--- Task data ---
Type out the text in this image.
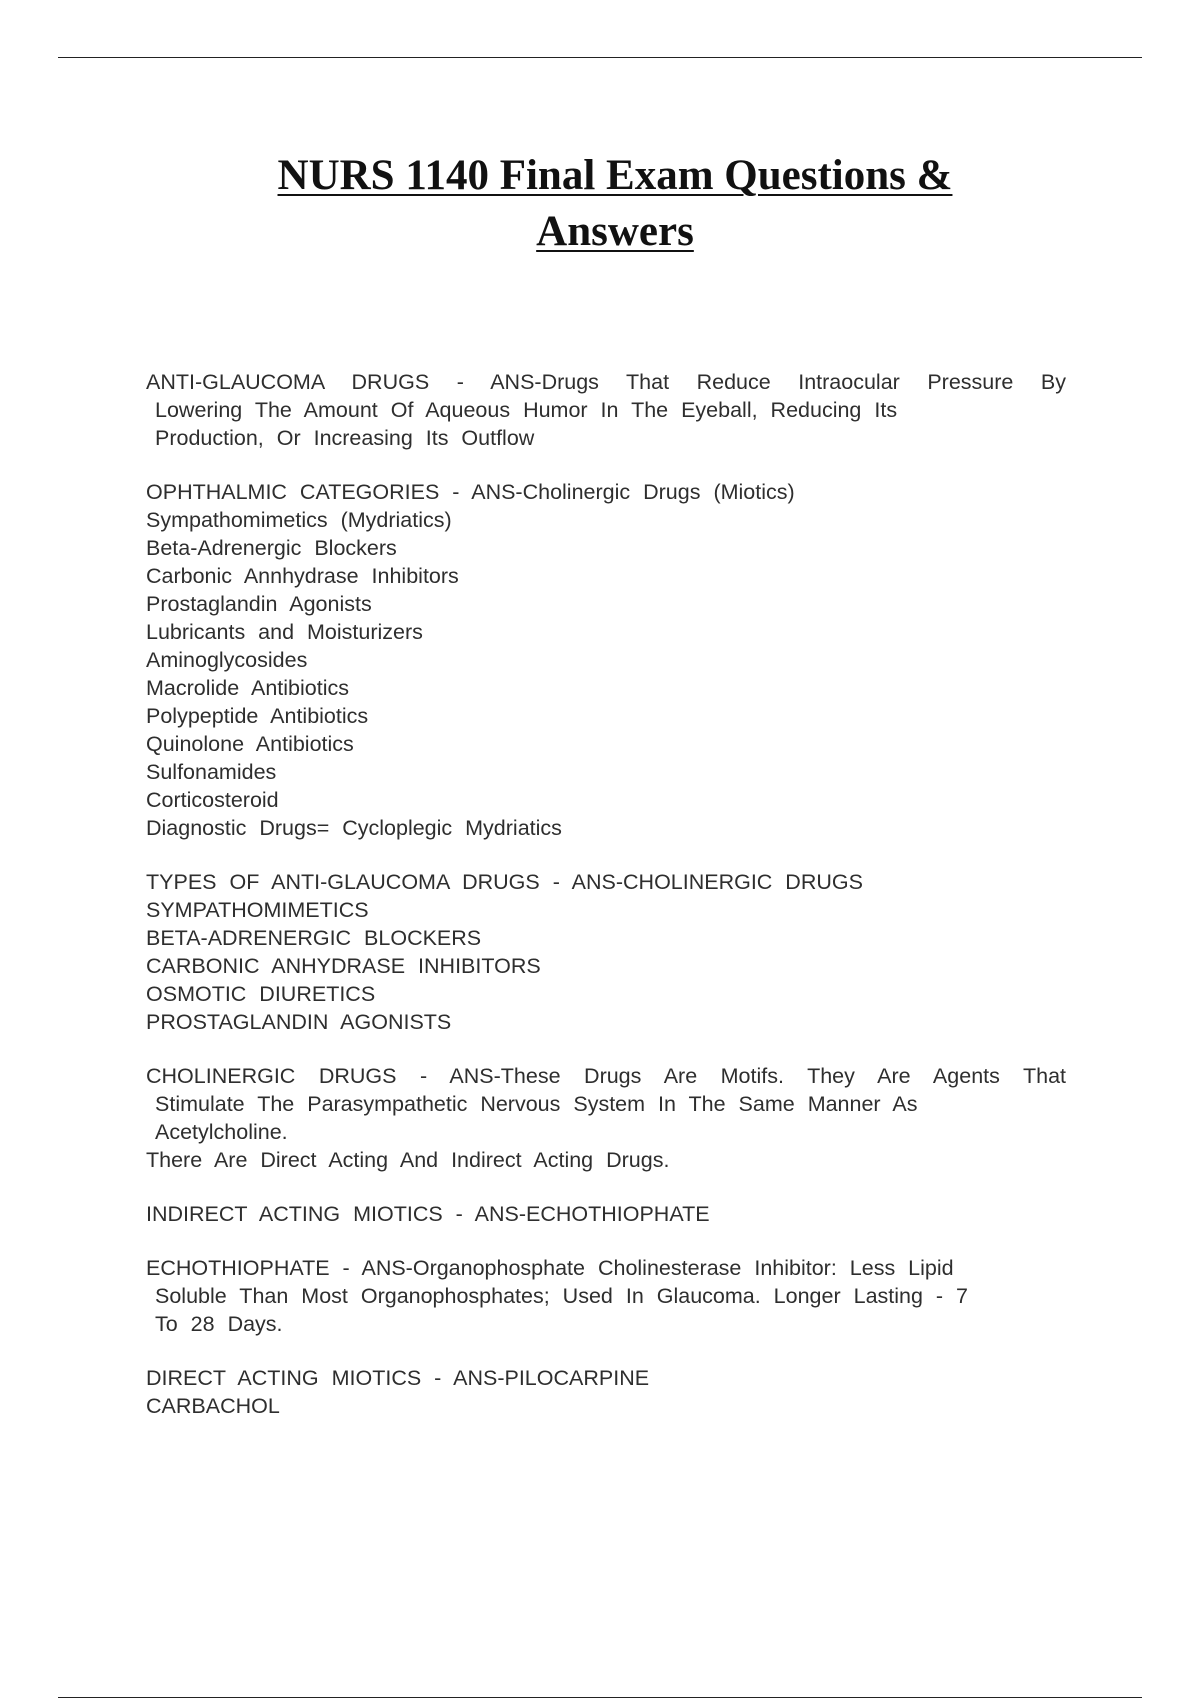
NURS 1140 Final Exam Questions &
Answers
ANTI-GLAUCOMA DRUGS - ANS-Drugs That Reduce Intraocular Pressure By
Lowering The Amount Of Aqueous Humor In The Eyeball, Reducing Its
Production, Or Increasing Its Outflow
OPHTHALMIC CATEGORIES - ANS-Cholinergic Drugs (Miotics)
Sympathomimetics (Mydriatics)
Beta-Adrenergic Blockers
Carbonic Annhydrase Inhibitors
Prostaglandin Agonists
Lubricants and Moisturizers
Aminoglycosides
Macrolide Antibiotics
Polypeptide Antibiotics
Quinolone Antibiotics
Sulfonamides
Corticosteroid
Diagnostic Drugs= Cycloplegic Mydriatics
TYPES OF ANTI-GLAUCOMA DRUGS - ANS-CHOLINERGIC DRUGS
SYMPATHOMIMETICS
BETA-ADRENERGIC BLOCKERS
CARBONIC ANHYDRASE INHIBITORS
OSMOTIC DIURETICS
PROSTAGLANDIN AGONISTS
CHOLINERGIC DRUGS - ANS-These Drugs Are Motifs. They Are Agents That
Stimulate The Parasympathetic Nervous System In The Same Manner As
Acetylcholine.
There Are Direct Acting And Indirect Acting Drugs.
INDIRECT ACTING MIOTICS - ANS-ECHOTHIOPHATE
ECHOTHIOPHATE - ANS-Organophosphate Cholinesterase Inhibitor: Less Lipid
Soluble Than Most Organophosphates; Used In Glaucoma. Longer Lasting - 7
To 28 Days.
DIRECT ACTING MIOTICS - ANS-PILOCARPINE
CARBACHOL
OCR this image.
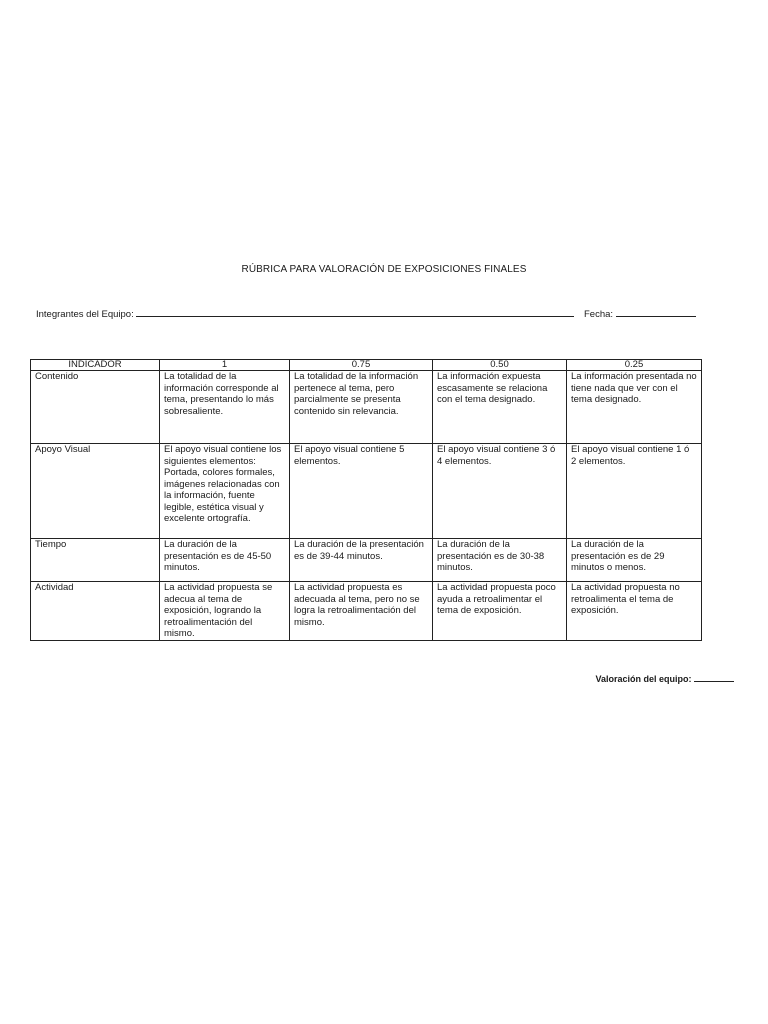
RÚBRICA PARA VALORACIÓN DE EXPOSICIONES FINALES
Integrantes del Equipo:	Fecha:
INDICADOR	1	0.75	0.50	0.25
Contenido	La totalidad de la información corresponde al tema, presentando lo más sobresaliente.	La totalidad de la información pertenece al tema, pero parcialmente se presenta contenido sin relevancia.	La información expuesta escasamente se relaciona con el tema designado.	La información presentada no tiene nada que ver con el tema designado.
Apoyo Visual	El apoyo visual contiene los siguientes elementos: Portada, colores formales, imágenes relacionadas con la información, fuente legible, estética visual y excelente ortografía.	El apoyo visual contiene 5 elementos.	El apoyo visual contiene 3 ó 4 elementos.	El apoyo visual contiene 1 ó 2 elementos.
Tiempo	La duración de la presentación es de 45-50 minutos.	La duración de la presentación es de 39-44 minutos.	La duración de la presentación es de 30-38 minutos.	La duración de la presentación es de 29 minutos o menos.
Actividad	La actividad propuesta se adecua al tema de exposición, logrando la retroalimentación del mismo.	La actividad propuesta es adecuada al tema, pero no se logra la retroalimentación del mismo.	La actividad propuesta poco ayuda a retroalimentar el tema de exposición.	La actividad propuesta no retroalimenta el tema de exposición.
Valoración del equipo:
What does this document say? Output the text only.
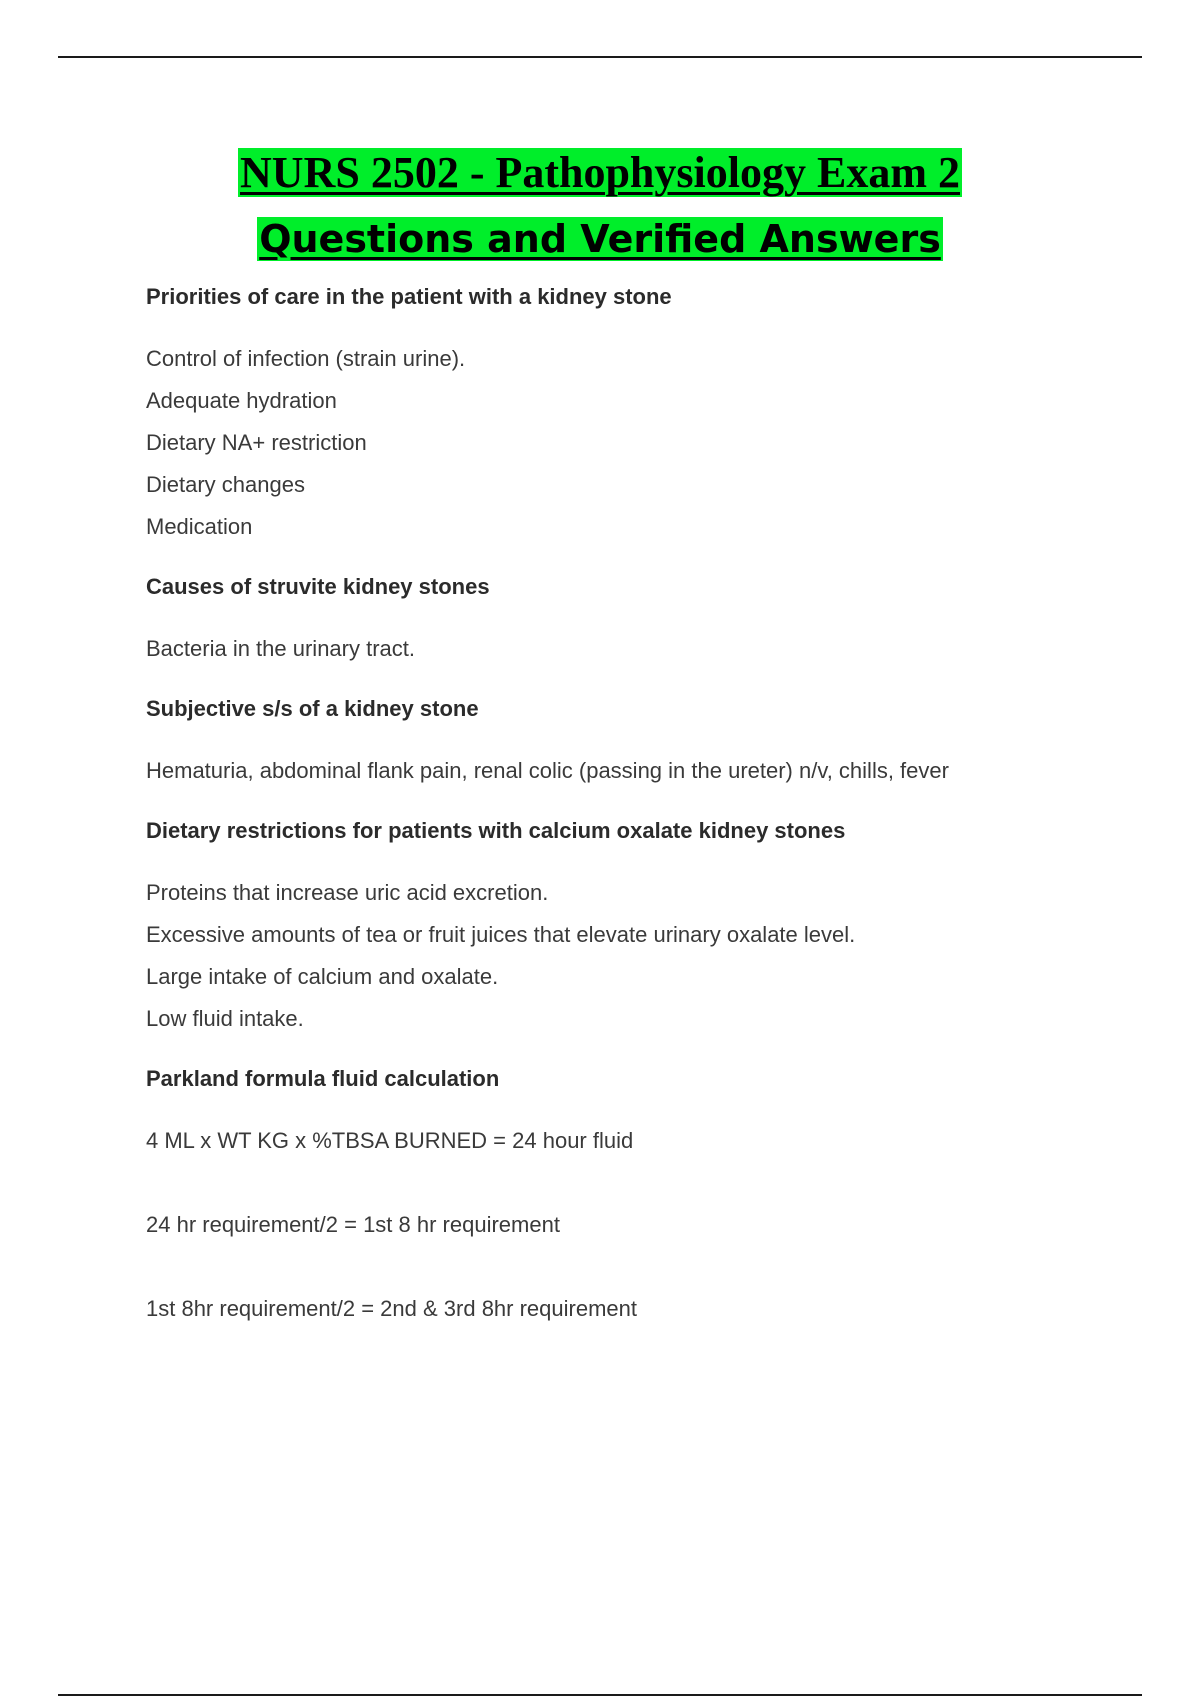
NURS 2502 - Pathophysiology Exam 2
Questions and Verified Answers

Priorities of care in the patient with a kidney stone

Control of infection (strain urine).

Adequate hydration

Dietary NA+ restriction

Dietary changes

Medication

Causes of struvite kidney stones

Bacteria in the urinary tract.

Subjective s/s of a kidney stone

Hematuria, abdominal flank pain, renal colic (passing in the ureter) n/v, chills, fever

Dietary restrictions for patients with calcium oxalate kidney stones

Proteins that increase uric acid excretion.

Excessive amounts of tea or fruit juices that elevate urinary oxalate level.

Large intake of calcium and oxalate.

Low fluid intake.

Parkland formula fluid calculation

4 ML x WT KG x %TBSA BURNED = 24 hour fluid

24 hr requirement/2 = 1st 8 hr requirement

1st 8hr requirement/2 = 2nd & 3rd 8hr requirement
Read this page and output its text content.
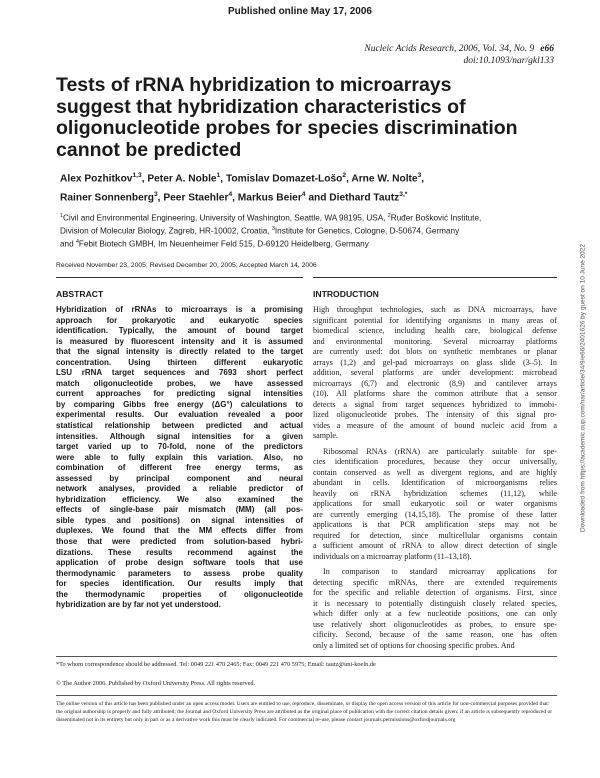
Published online May 17, 2006
Nucleic Acids Research, 2006, Vol. 34, No. 9 e66
doi:10.1093/nar/gkl133
Tests of rRNA hybridization to microarrays
suggest that hybridization characteristics of
oligonucleotide probes for species discrimination
cannot be predicted
Alex Pozhitkov$^{1,3}$, Peter A. Noble$^1$, Tomislav Domazet-Lošo$^2$, Arne W. Nolte$^3$,
Rainer Sonnenberg$^3$, Peer Staehler$^4$, Markus Beier$^4$ and Diethard Tautz$^{3,*}$
$^1$Civil and Environmental Engineering, University of Washington, Seattle, WA 98195, USA, $^2$Ruđer Bošković Institute,
Division of Molecular Biology, Zagreb, HR-10002, Croatia, $^3$Institute for Genetics, Cologne, D-50674, Germany
and $^4$Febit Biotech GMBH, Im Neuenheimer Feld 515, D-69120 Heidelberg, Germany
Received November 23, 2005; Revised December 20, 2005; Accepted March 14, 2006
ABSTRACT	INTRODUCTION
Hybridization of rRNAs to microarrays is a promising
approach for prokaryotic and eukaryotic species
identification. Typically, the amount of bound target
is measured by fluorescent intensity and it is assumed
that the signal intensity is directly related to the target
concentration. Using thirteen different eukaryotic
LSU rRNA target sequences and 7693 short perfect
match oligonucleotide probes, we have assessed
current approaches for predicting signal intensities
by comparing Gibbs free energy (ΔG°) calculations to
experimental results. Our evaluation revealed a poor
statistical relationship between predicted and actual
intensities. Although signal intensities for a given
target varied up to 70-fold, none of the predictors
were able to fully explain this variation. Also, no
combination of different free energy terms, as
assessed by principal component and neural
network analyses, provided a reliable predictor of
hybridization efficiency. We also examined the
effects of single-base pair mismatch (MM) (all pos-
sible types and positions) on signal intensities of
duplexes. We found that the MM effects differ from
those that were predicted from solution-based hybri-
dizations. These results recommend against the
application of probe design software tools that use
thermodynamic parameters to assess probe quality
for species identification. Our results imply that
the thermodynamic properties of oligonucleotide
hybridization are by far not yet understood.
High throughput technologies, such as DNA microarrays, have
significant potential for identifying organisms in many areas of
biomedical science, including health care, biological defense
and environmental monitoring. Several microarray platforms
are currently used: dot blots on synthetic membranes or planar
arrays (1,2) and gel-pad microarrays on glass slide (3–5). In
addition, several platforms are under development: microbead
microarrays (6,7) and electronic (8,9) and cantilever arrays
(10). All platforms share the common attribute that a sensor
detects a signal from target sequences hybridized to immobi-
lized oligonucleotide probes. The intensity of this signal pro-
vides a measure of the amount of bound nucleic acid from a
sample.
Ribosomal RNAs (rRNA) are particularly suitable for spe-
cies identification procedures, because they occur universally,
contain conserved as well as divergent regions, and are highly
abundant in cells. Identification of microorganisms relies
heavily on rRNA hybridization schemes (11,12), while
applications for small eukaryotic soil or water organisms
are currently emerging (14,15,18). The promise of these latter
applications is that PCR amplification steps may not be
required for detection, since multicellular organisms contain
a sufficient amount of rRNA to allow direct detection of single
individuals on a microarray platform (11–13,18).
In comparison to standard microarray applications for
detecting specific mRNAs, there are extended requirements
for the specific and reliable detection of organisms. First, since
it is necessary to potentially distinguish closely related species,
which differ only at a few nucleotide positions, one can only
use relatively short oligonucleotides as probes, to ensure spe-
cificity. Second, because of the same reason, one has often
only a limited set of options for choosing specific probes. And
*To whom correspondence should be addressed. Tel: 0049 221 470 2465; Fax: 0049 221 470 5975; Email: tautz@uni-koeln.de
© The Author 2006. Published by Oxford University Press. All rights reserved.
The online version of this article has been published under an open access model. Users are entitled to use, reproduce, disseminate, or display the open access version of this article for non-commercial purposes provided that: the original authorship is properly and fully attributed; the Journal and Oxford University Press are attributed as the original place of publication with the correct citation details given; if an article is subsequently reproduced or disseminated not in its entirety but only in part or as a derivative work this must be clearly indicated. For commercial re-use, please contact journals.permissions@oxfordjournals.org
Downloaded from https://academic.oup.com/nar/article/34/9/e66/2401626 by guest on 10 June 2022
---
Problem details —
Find every line with "from" in the listing and state how many there are, nothing else.

Written answer —
5